Could you write out every entry exactly as it stands?

Dataset excerpts
::::::
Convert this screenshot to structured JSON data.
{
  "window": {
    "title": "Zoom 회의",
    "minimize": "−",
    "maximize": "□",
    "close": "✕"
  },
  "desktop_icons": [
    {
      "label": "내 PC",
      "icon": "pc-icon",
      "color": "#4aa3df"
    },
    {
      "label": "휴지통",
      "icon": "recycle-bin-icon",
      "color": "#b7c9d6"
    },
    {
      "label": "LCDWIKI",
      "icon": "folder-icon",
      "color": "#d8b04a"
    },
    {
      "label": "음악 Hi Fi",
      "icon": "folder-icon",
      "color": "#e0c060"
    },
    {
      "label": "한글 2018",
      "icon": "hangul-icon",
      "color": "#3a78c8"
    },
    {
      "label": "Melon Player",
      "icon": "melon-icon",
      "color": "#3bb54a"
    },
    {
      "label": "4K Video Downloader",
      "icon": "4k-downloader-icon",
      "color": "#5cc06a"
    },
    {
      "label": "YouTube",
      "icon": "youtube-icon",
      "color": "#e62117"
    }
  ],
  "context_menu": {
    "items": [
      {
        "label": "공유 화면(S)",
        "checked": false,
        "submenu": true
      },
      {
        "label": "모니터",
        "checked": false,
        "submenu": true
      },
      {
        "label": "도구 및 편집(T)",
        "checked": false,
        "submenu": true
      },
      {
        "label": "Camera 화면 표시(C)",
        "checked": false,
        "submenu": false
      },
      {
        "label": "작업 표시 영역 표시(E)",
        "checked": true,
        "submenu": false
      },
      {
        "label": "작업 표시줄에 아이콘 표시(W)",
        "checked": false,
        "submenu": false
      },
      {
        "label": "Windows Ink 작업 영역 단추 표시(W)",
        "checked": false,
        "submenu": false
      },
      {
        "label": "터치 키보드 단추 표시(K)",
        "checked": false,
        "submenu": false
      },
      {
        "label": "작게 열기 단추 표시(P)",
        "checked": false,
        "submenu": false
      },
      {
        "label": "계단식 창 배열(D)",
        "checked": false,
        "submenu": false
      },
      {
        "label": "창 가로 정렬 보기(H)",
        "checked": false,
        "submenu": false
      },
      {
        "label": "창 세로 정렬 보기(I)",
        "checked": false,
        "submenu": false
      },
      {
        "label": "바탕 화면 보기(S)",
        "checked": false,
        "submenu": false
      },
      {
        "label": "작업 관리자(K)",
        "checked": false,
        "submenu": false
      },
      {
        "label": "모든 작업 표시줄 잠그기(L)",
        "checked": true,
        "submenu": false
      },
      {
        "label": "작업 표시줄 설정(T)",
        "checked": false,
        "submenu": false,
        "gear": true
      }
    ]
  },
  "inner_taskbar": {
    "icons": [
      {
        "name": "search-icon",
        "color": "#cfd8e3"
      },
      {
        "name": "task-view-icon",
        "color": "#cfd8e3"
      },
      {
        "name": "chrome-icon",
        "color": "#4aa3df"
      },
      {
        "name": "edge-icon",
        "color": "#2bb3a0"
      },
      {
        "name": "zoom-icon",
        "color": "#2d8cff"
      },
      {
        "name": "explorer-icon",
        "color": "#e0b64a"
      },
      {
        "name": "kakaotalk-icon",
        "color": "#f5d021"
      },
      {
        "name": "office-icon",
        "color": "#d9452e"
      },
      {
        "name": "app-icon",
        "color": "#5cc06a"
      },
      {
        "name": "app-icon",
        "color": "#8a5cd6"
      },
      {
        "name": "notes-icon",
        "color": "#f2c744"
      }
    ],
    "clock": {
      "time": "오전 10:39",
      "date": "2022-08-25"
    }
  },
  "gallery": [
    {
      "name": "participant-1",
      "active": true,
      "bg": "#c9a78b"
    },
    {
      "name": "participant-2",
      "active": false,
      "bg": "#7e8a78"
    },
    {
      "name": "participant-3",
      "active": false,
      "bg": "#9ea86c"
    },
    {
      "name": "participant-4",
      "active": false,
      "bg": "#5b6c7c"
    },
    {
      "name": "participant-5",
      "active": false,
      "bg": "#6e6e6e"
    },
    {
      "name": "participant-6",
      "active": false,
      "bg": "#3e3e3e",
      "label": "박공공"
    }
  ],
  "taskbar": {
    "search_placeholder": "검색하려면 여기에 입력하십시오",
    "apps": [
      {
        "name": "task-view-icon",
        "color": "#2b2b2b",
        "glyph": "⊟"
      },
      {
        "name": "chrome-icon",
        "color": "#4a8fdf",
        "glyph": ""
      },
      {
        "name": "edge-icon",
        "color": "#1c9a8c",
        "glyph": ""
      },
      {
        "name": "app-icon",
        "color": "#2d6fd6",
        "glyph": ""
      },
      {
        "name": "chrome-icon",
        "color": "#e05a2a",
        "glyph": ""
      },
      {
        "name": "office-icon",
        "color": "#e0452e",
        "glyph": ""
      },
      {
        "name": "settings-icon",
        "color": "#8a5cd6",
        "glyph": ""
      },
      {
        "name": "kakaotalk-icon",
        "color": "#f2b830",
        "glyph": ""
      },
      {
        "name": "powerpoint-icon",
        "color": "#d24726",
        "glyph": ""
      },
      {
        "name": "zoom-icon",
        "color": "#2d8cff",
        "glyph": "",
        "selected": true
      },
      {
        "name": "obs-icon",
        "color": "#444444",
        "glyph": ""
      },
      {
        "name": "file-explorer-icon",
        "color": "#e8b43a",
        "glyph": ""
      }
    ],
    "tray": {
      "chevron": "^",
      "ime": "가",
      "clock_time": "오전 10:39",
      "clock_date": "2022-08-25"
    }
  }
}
::::::
*Full output:*
Convert this screenshot to structured JSON data.
{
  "window": {
    "title": "Zoom 회의",
    "minimize": "−",
    "maximize": "□",
    "close": "✕"
  },
  "desktop_icons": [
    {
      "label": "내 PC",
      "icon": "pc-icon",
      "color": "#4aa3df"
    },
    {
      "label": "휴지통",
      "icon": "recycle-bin-icon",
      "color": "#b7c9d6"
    },
    {
      "label": "LCDWIKI",
      "icon": "folder-icon",
      "color": "#d8b04a"
    },
    {
      "label": "음악 Hi Fi",
      "icon": "folder-icon",
      "color": "#e0c060"
    },
    {
      "label": "한글 2018",
      "icon": "hangul-icon",
      "color": "#3a78c8"
    },
    {
      "label": "Melon Player",
      "icon": "melon-icon",
      "color": "#3bb54a"
    },
    {
      "label": "4K Video Downloader",
      "icon": "4k-downloader-icon",
      "color": "#5cc06a"
    },
    {
      "label": "YouTube",
      "icon": "youtube-icon",
      "color": "#e62117"
    }
  ],
  "context_menu": {
    "items": [
      {
        "label": "공유 화면(S)",
        "checked": false,
        "submenu": true
      },
      {
        "label": "모니터",
        "checked": false,
        "submenu": true
      },
      {
        "label": "도구 및 편집(T)",
        "checked": false,
        "submenu": true
      },
      {
        "label": "Camera 화면 표시(C)",
        "checked": false,
        "submenu": false
      },
      {
        "label": "작업 표시 영역 표시(E)",
        "checked": true,
        "submenu": false
      },
      {
        "label": "작업 표시줄에 아이콘 표시(W)",
        "checked": false,
        "submenu": false
      },
      {
        "label": "Windows Ink 작업 영역 단추 표시(W)",
        "checked": false,
        "submenu": false
      },
      {
        "label": "터치 키보드 단추 표시(K)",
        "checked": false,
        "submenu": false
      },
      {
        "label": "작게 열기 단추 표시(P)",
        "checked": false,
        "submenu": false
      },
      {
        "label": "계단식 창 배열(D)",
        "checked": false,
        "submenu": false
      },
      {
        "label": "창 가로 정렬 보기(H)",
        "checked": false,
        "submenu": false
      },
      {
        "label": "창 세로 정렬 보기(I)",
        "checked": false,
        "submenu": false
      },
      {
        "label": "바탕 화면 보기(S)",
        "checked": false,
        "submenu": false
      },
      {
        "label": "작업 관리자(K)",
        "checked": false,
        "submenu": false
      },
      {
        "label": "모든 작업 표시줄 잠그기(L)",
        "checked": true,
        "submenu": false
      },
      {
        "label": "작업 표시줄 설정(T)",
        "checked": false,
        "submenu": false,
        "gear": true
      }
    ]
  },
  "inner_taskbar": {
    "icons": [
      {
        "name": "search-icon",
        "color": "#cfd8e3"
      },
      {
        "name": "task-view-icon",
        "color": "#cfd8e3"
      },
      {
        "name": "chrome-icon",
        "color": "#4aa3df"
      },
      {
        "name": "edge-icon",
        "color": "#2bb3a0"
      },
      {
        "name": "zoom-icon",
        "color": "#2d8cff"
      },
      {
        "name": "explorer-icon",
        "color": "#e0b64a"
      },
      {
        "name": "kakaotalk-icon",
        "color": "#f5d021"
      },
      {
        "name": "office-icon",
        "color": "#d9452e"
      },
      {
        "name": "app-icon",
        "color": "#5cc06a"
      },
      {
        "name": "app-icon",
        "color": "#8a5cd6"
      },
      {
        "name": "notes-icon",
        "color": "#f2c744"
      }
    ],
    "clock": {
      "time": "오전 10:39",
      "date": "2022-08-25"
    }
  },
  "gallery": [
    {
      "name": "participant-1",
      "active": true,
      "bg": "#c9a78b"
    },
    {
      "name": "participant-2",
      "active": false,
      "bg": "#7e8a78"
    },
    {
      "name": "participant-3",
      "active": false,
      "bg": "#9ea86c"
    },
    {
      "name": "participant-4",
      "active": false,
      "bg": "#5b6c7c"
    },
    {
      "name": "participant-5",
      "active": false,
      "bg": "#6e6e6e"
    },
    {
      "name": "participant-6",
      "active": false,
      "bg": "#3e3e3e",
      "label": "박공공"
    }
  ],
  "taskbar": {
    "search_placeholder": "검색하려면 여기에 입력하십시오",
    "apps": [
      {
        "name": "task-view-icon",
        "color": "#2b2b2b",
        "glyph": "⊟"
      },
      {
        "name": "chrome-icon",
        "color": "#4a8fdf",
        "glyph": ""
      },
      {
        "name": "edge-icon",
        "color": "#1c9a8c",
        "glyph": ""
      },
      {
        "name": "app-icon",
        "color": "#2d6fd6",
        "glyph": ""
      },
      {
        "name": "chrome-icon",
        "color": "#e05a2a",
        "glyph": ""
      },
      {
        "name": "office-icon",
        "color": "#e0452e",
        "glyph": ""
      },
      {
        "name": "settings-icon",
        "color": "#8a5cd6",
        "glyph": ""
      },
      {
        "name": "kakaotalk-icon",
        "color": "#f2b830",
        "glyph": ""
      },
      {
        "name": "powerpoint-icon",
        "color": "#d24726",
        "glyph": ""
      },
      {
        "name": "zoom-icon",
        "color": "#2d8cff",
        "glyph": "",
        "selected": true
      },
      {
        "name": "obs-icon",
        "color": "#444444",
        "glyph": ""
      },
      {
        "name": "file-explorer-icon",
        "color": "#e8b43a",
        "glyph": ""
      }
    ],
    "tray": {
      "chevron": "^",
      "ime": "가",
      "clock_time": "오전 10:39",
      "clock_date": "2022-08-25"
    }
  }
}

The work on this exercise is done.